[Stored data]
·····

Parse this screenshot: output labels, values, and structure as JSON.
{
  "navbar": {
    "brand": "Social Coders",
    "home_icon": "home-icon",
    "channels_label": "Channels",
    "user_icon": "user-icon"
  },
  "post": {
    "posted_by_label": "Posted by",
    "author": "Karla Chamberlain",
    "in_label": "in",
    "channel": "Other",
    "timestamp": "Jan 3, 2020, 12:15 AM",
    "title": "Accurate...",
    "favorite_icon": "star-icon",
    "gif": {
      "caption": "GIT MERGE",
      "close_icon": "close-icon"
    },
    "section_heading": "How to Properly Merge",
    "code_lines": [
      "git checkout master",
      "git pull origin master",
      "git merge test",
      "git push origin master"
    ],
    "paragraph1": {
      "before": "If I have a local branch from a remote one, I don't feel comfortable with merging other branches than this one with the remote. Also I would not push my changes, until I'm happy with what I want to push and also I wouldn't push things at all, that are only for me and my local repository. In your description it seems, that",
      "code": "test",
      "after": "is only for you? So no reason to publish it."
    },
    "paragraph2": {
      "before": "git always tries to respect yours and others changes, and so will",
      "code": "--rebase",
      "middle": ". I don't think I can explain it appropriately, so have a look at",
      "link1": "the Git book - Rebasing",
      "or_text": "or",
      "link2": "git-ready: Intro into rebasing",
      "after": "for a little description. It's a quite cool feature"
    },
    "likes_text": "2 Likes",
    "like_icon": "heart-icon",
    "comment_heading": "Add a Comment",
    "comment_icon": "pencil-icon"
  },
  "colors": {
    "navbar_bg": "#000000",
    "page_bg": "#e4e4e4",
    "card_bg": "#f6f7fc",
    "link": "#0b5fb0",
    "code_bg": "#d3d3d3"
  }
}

·····

#### [WHAT YOU ARE ASKED TO DO]
Quote all of the entries verbatim.

#### [RESPONSE]
Parse this screenshot: output labels, values, and structure as JSON.
{
  "navbar": {
    "brand": "Social Coders",
    "home_icon": "home-icon",
    "channels_label": "Channels",
    "user_icon": "user-icon"
  },
  "post": {
    "posted_by_label": "Posted by",
    "author": "Karla Chamberlain",
    "in_label": "in",
    "channel": "Other",
    "timestamp": "Jan 3, 2020, 12:15 AM",
    "title": "Accurate...",
    "favorite_icon": "star-icon",
    "gif": {
      "caption": "GIT MERGE",
      "close_icon": "close-icon"
    },
    "section_heading": "How to Properly Merge",
    "code_lines": [
      "git checkout master",
      "git pull origin master",
      "git merge test",
      "git push origin master"
    ],
    "paragraph1": {
      "before": "If I have a local branch from a remote one, I don't feel comfortable with merging other branches than this one with the remote. Also I would not push my changes, until I'm happy with what I want to push and also I wouldn't push things at all, that are only for me and my local repository. In your description it seems, that",
      "code": "test",
      "after": "is only for you? So no reason to publish it."
    },
    "paragraph2": {
      "before": "git always tries to respect yours and others changes, and so will",
      "code": "--rebase",
      "middle": ". I don't think I can explain it appropriately, so have a look at",
      "link1": "the Git book - Rebasing",
      "or_text": "or",
      "link2": "git-ready: Intro into rebasing",
      "after": "for a little description. It's a quite cool feature"
    },
    "likes_text": "2 Likes",
    "like_icon": "heart-icon",
    "comment_heading": "Add a Comment",
    "comment_icon": "pencil-icon"
  },
  "colors": {
    "navbar_bg": "#000000",
    "page_bg": "#e4e4e4",
    "card_bg": "#f6f7fc",
    "link": "#0b5fb0",
    "code_bg": "#d3d3d3"
  }
}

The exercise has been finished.